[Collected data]
--- begin ---
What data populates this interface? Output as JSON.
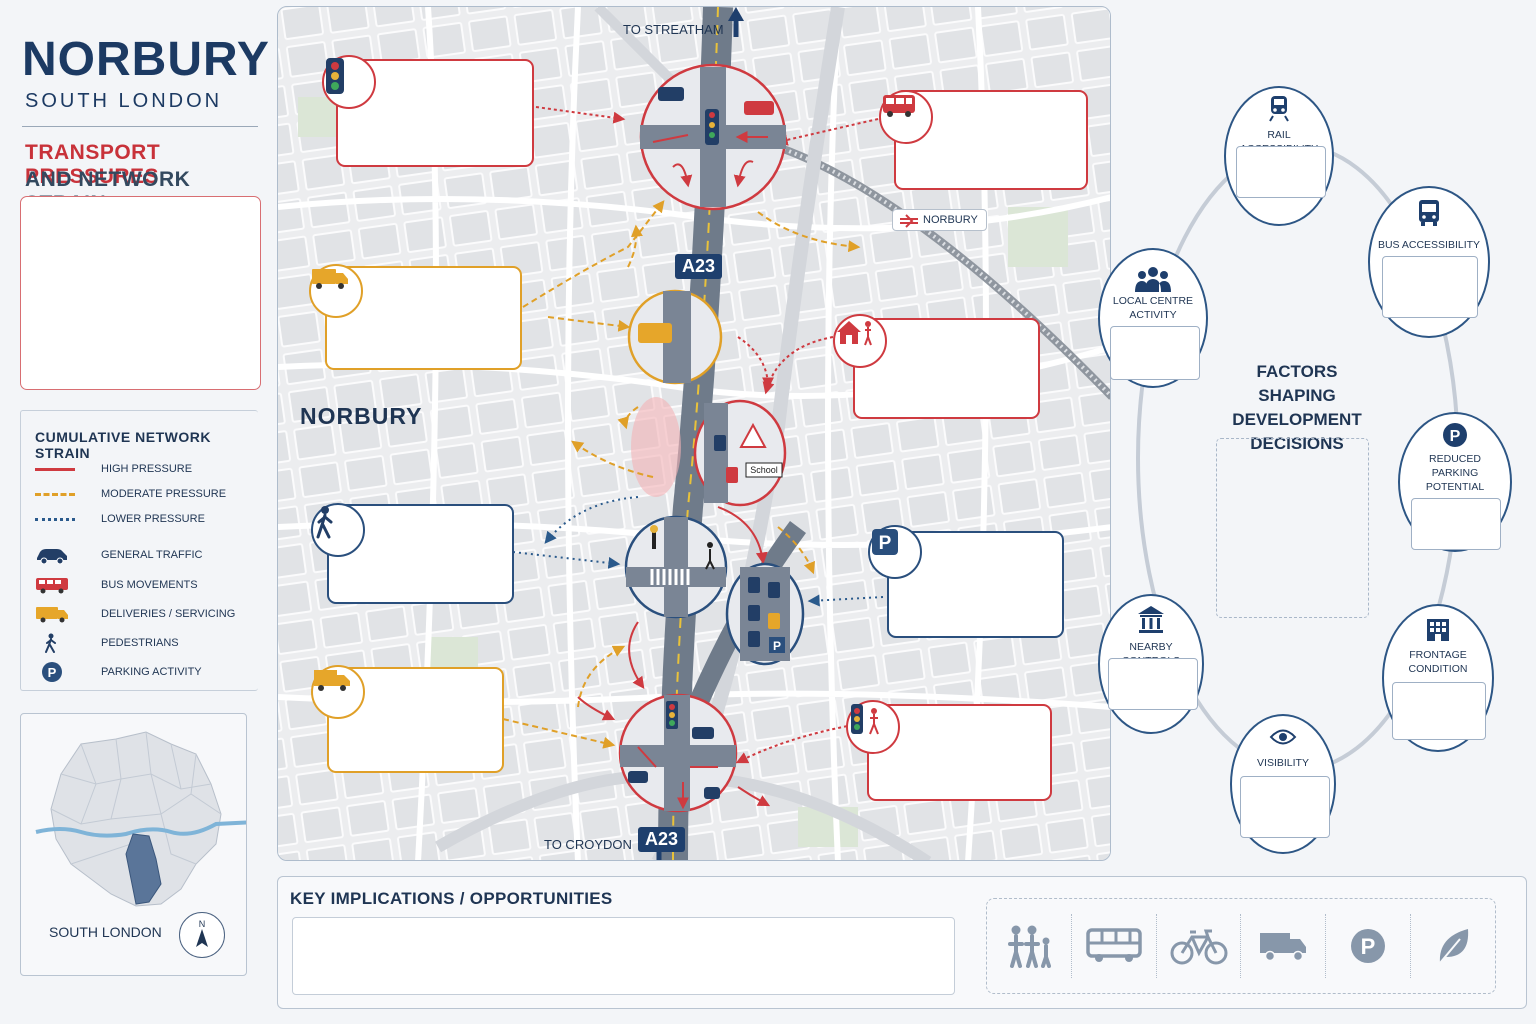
{
  "header": {
    "title": "NORBURY",
    "subtitle": "SOUTH LONDON",
    "heading_red": "TRANSPORT PRESSURES",
    "heading_blue": "AND NETWORK STRAIN"
  },
  "legend": {
    "title": "CUMULATIVE NETWORK STRAIN",
    "items": [
      {
        "label": "HIGH PRESSURE",
        "icon": "solid-red-line",
        "color": "#cf3a40"
      },
      {
        "label": "MODERATE PRESSURE",
        "icon": "dashed-orange-line",
        "color": "#e0a028"
      },
      {
        "label": "LOWER PRESSURE",
        "icon": "dotted-blue-line",
        "color": "#2a5a8c"
      },
      {
        "label": "GENERAL TRAFFIC",
        "icon": "car-icon",
        "color": "#2a4f7d"
      },
      {
        "label": "BUS MOVEMENTS",
        "icon": "bus-icon",
        "color": "#cf3a40"
      },
      {
        "label": "DELIVERIES / SERVICING",
        "icon": "van-icon",
        "color": "#e0a028"
      },
      {
        "label": "PEDESTRIANS",
        "icon": "pedestrian-icon",
        "color": "#2a4f7d"
      },
      {
        "label": "PARKING ACTIVITY",
        "icon": "parking-icon",
        "color": "#2a4f7d"
      }
    ]
  },
  "minimap": {
    "label": "SOUTH LONDON",
    "north_label": "N"
  },
  "map": {
    "place_name": "NORBURY",
    "to_north": "TO STREATHAM",
    "to_south": "TO CROYDON",
    "road_mid": "A23",
    "road_bottom": "A23",
    "station": "NORBURY",
    "school_sign": "School",
    "callouts": [
      {
        "id": "signals-north",
        "color": "red",
        "icon": "traffic-light-icon"
      },
      {
        "id": "bus-north",
        "color": "red",
        "icon": "bus-icon"
      },
      {
        "id": "deliveries-north",
        "color": "orange",
        "icon": "van-icon"
      },
      {
        "id": "school-residential",
        "color": "red",
        "icon": "house-family-icon"
      },
      {
        "id": "pedestrian-crossing",
        "color": "blue",
        "icon": "pedestrian-icon"
      },
      {
        "id": "parking",
        "color": "blue",
        "icon": "parking-icon"
      },
      {
        "id": "deliveries-south",
        "color": "orange",
        "icon": "truck-icon"
      },
      {
        "id": "signals-south",
        "color": "red",
        "icon": "signal-pedestrian-icon"
      }
    ]
  },
  "factors": {
    "title": "FACTORS SHAPING DEVELOPMENT DECISIONS",
    "items": [
      {
        "label": "RAIL ACCESSIBILITY",
        "icon": "train-icon"
      },
      {
        "label": "BUS ACCESSIBILITY",
        "icon": "bus-front-icon"
      },
      {
        "label": "LOCAL CENTRE ACTIVITY",
        "icon": "people-group-icon"
      },
      {
        "label": "REDUCED PARKING POTENTIAL",
        "icon": "parking-icon"
      },
      {
        "label": "NEARBY CONTROLS",
        "icon": "civic-building-icon"
      },
      {
        "label": "FRONTAGE CONDITION",
        "icon": "building-icon"
      },
      {
        "label": "VISIBILITY",
        "icon": "eye-icon"
      }
    ]
  },
  "implications": {
    "title": "KEY IMPLICATIONS / OPPORTUNITIES",
    "icons": [
      "family-icon",
      "bus-icon",
      "bicycle-icon",
      "truck-icon",
      "parking-icon",
      "leaf-icon"
    ]
  }
}
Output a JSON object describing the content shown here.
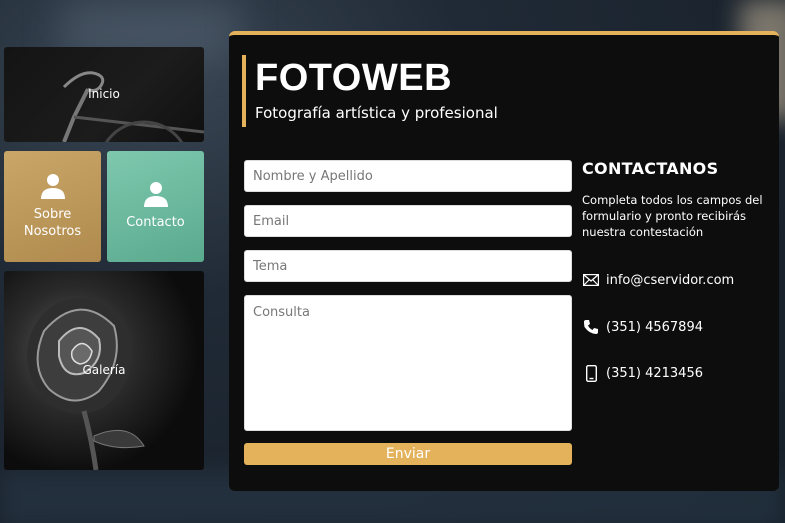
{
  "tiles": {
    "inicio": "Inicio",
    "sobre": [
      "Sobre",
      "Nosotros"
    ],
    "contacto": "Contacto",
    "galeria": "Galería"
  },
  "brand": {
    "title": "FOTOWEB",
    "subtitle": "Fotografía artística y profesional"
  },
  "form": {
    "name_placeholder": "Nombre y Apellido",
    "email_placeholder": "Email",
    "topic_placeholder": "Tema",
    "message_placeholder": "Consulta",
    "submit_label": "Enviar"
  },
  "contact": {
    "heading": "CONTACTANOS",
    "description": "Completa todos los campos del formulario y pronto recibirás nuestra contestación",
    "email": "info@cservidor.com",
    "phone": "(351) 4567894",
    "mobile": "(351) 4213456"
  },
  "colors": {
    "accent": "#e3b25a",
    "panel": "#0d0d0d",
    "sobre_tile": "#c9a768",
    "contacto_tile": "#7ec8ae"
  },
  "icons": [
    "user-icon",
    "mail-icon",
    "phone-icon",
    "mobile-icon"
  ]
}
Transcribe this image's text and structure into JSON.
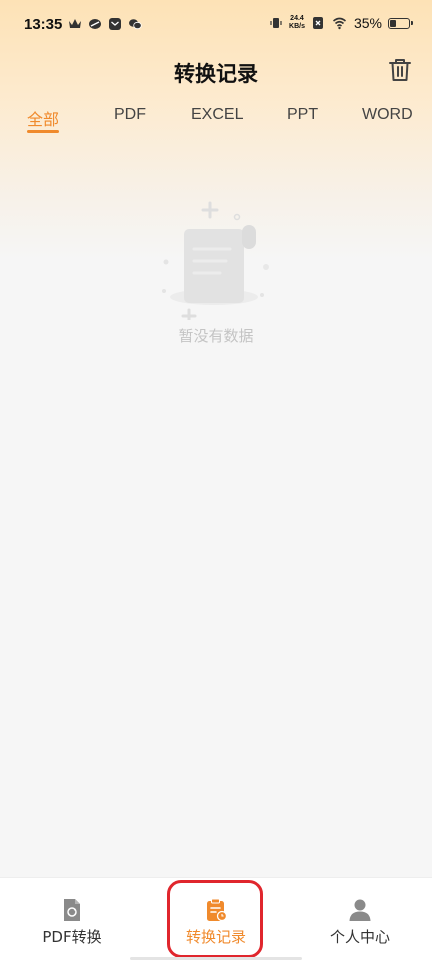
{
  "status_bar": {
    "time": "13:35",
    "net_speed_value": "24.4",
    "net_speed_unit": "KB/s",
    "battery_percent": "35%",
    "battery_level": 0.35
  },
  "header": {
    "title": "转换记录",
    "trash_icon": "trash-icon"
  },
  "tabs": [
    {
      "label": "全部",
      "active": true
    },
    {
      "label": "PDF",
      "active": false
    },
    {
      "label": "EXCEL",
      "active": false
    },
    {
      "label": "PPT",
      "active": false
    },
    {
      "label": "WORD",
      "active": false
    }
  ],
  "empty_state": {
    "message": "暂没有数据",
    "icon": "empty-document-icon"
  },
  "bottom_nav": [
    {
      "label": "PDF转换",
      "icon": "file-convert-icon",
      "active": false
    },
    {
      "label": "转换记录",
      "icon": "clipboard-record-icon",
      "active": true
    },
    {
      "label": "个人中心",
      "icon": "user-icon",
      "active": false
    }
  ],
  "colors": {
    "accent": "#f08a2c",
    "highlight": "#e0262d",
    "muted_text": "#c4c4c4"
  }
}
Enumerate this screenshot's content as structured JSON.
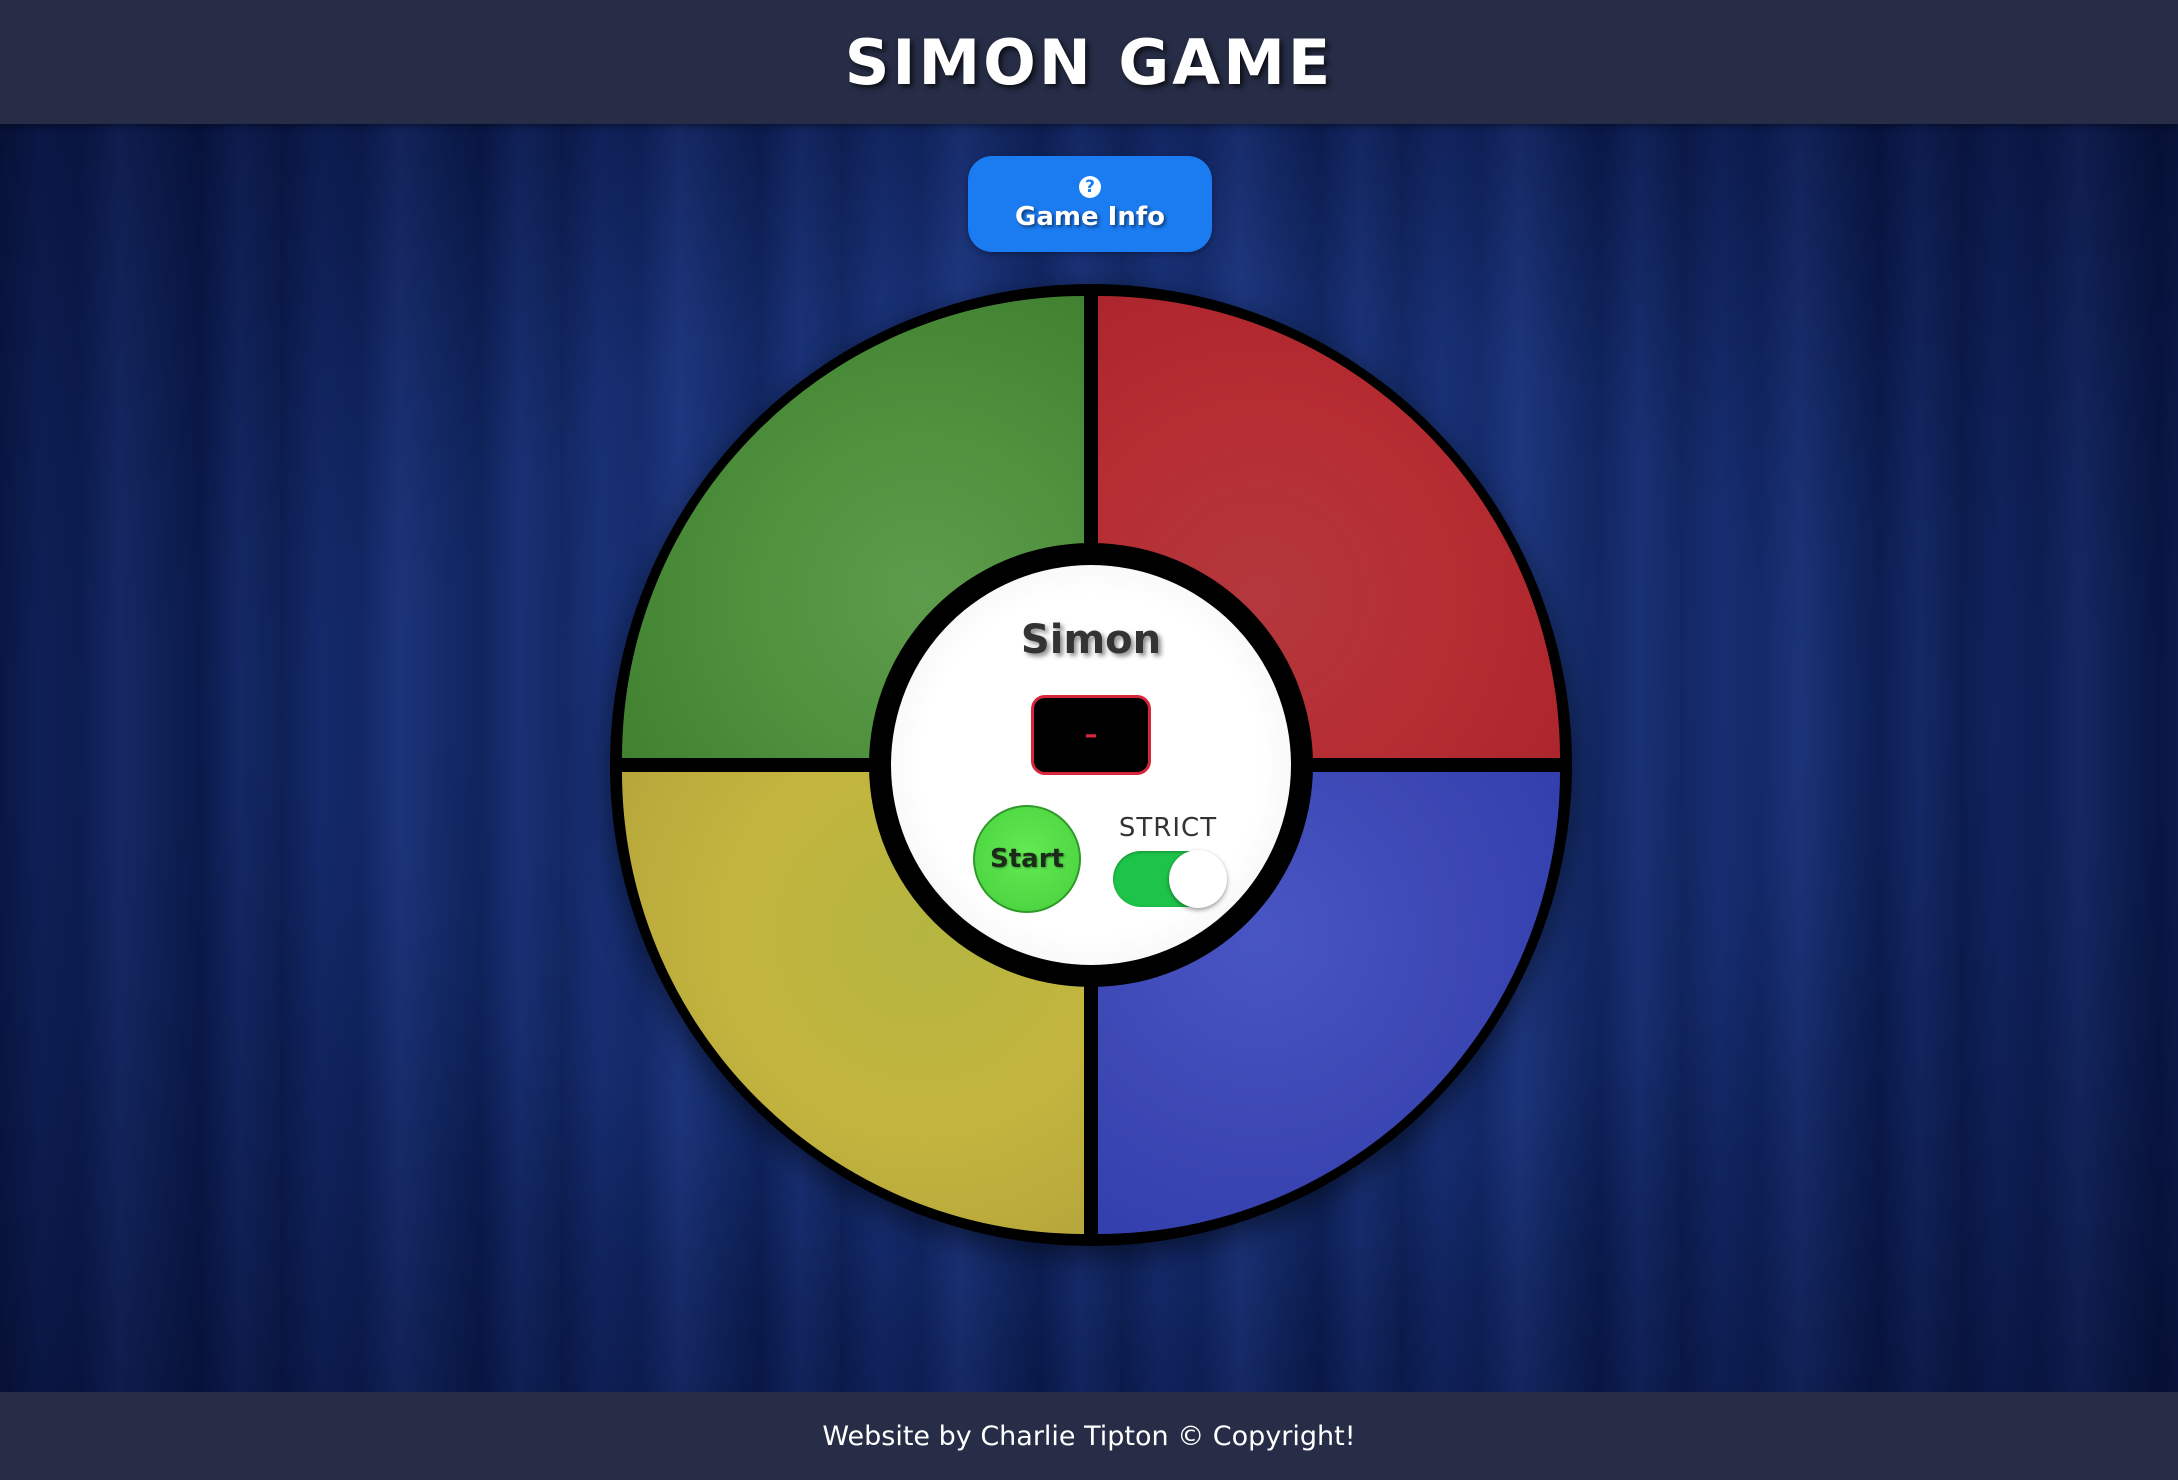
{
  "header": {
    "title": "SIMON GAME"
  },
  "info_button": {
    "icon": "question-circle-icon",
    "label": "Game Info"
  },
  "board": {
    "pads": [
      {
        "color_name": "green",
        "color": "#4f913d"
      },
      {
        "color_name": "red",
        "color": "#b62d32"
      },
      {
        "color_name": "yellow",
        "color": "#c3b53e"
      },
      {
        "color_name": "blue",
        "color": "#3d48b5"
      }
    ],
    "center": {
      "title": "Simon",
      "display_value": "–",
      "start_label": "Start",
      "strict_label": "STRICT",
      "strict_on": true
    }
  },
  "footer": {
    "text": "Website by Charlie Tipton © Copyright!"
  },
  "colors": {
    "header_bg": "#272d47",
    "info_button_bg": "#1b7cf2",
    "display_accent": "#d6263a",
    "start_button": "#4fd843",
    "toggle_on": "#1ec44a"
  }
}
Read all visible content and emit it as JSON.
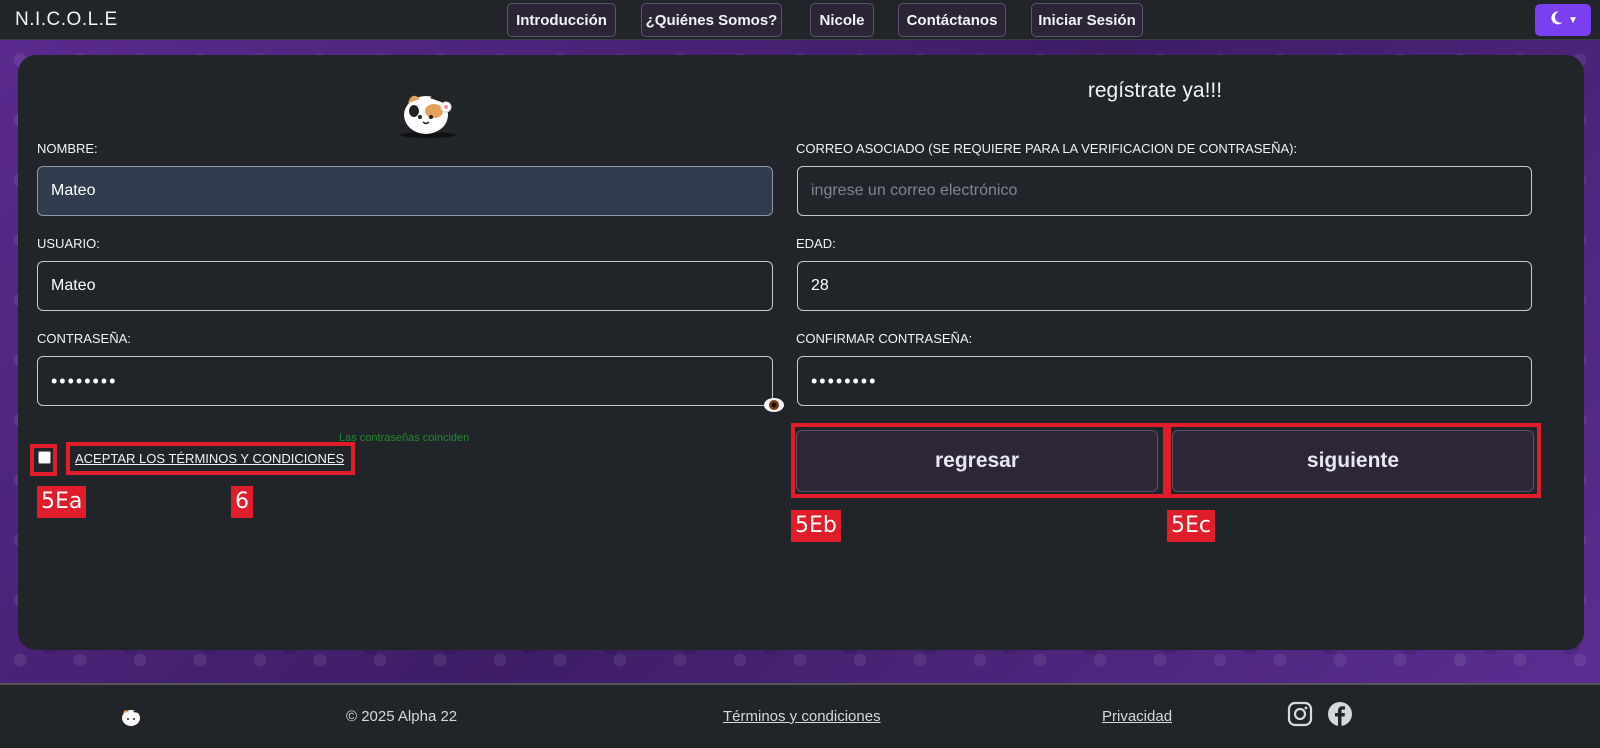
--- end ---
In the records above, locate the line with "Enumerate this screenshot's"; output it and each line after it through the last one, exactly, omitting pictures.

Enumerate this screenshot's content as structured JSON.
{
  "header": {
    "title": "SIMON GAME"
  },
  "info_button": {
    "icon": "question-circle-icon",
    "label": "Game Info"
  },
  "board": {
    "pads": [
      {
        "color_name": "green",
        "color": "#4f913d"
      },
      {
        "color_name": "red",
        "color": "#b62d32"
      },
      {
        "color_name": "yellow",
        "color": "#c3b53e"
      },
      {
        "color_name": "blue",
        "color": "#3d48b5"
      }
    ],
    "center": {
      "title": "Simon",
      "display_value": "–",
      "start_label": "Start",
      "strict_label": "STRICT",
      "strict_on": true
    }
  },
  "footer": {
    "text": "Website by Charlie Tipton © Copyright!"
  },
  "colors": {
    "header_bg": "#272d47",
    "info_button_bg": "#1b7cf2",
    "display_accent": "#d6263a",
    "start_button": "#4fd843",
    "toggle_on": "#1ec44a"
  }
}
Read all visible content and emit it as JSON.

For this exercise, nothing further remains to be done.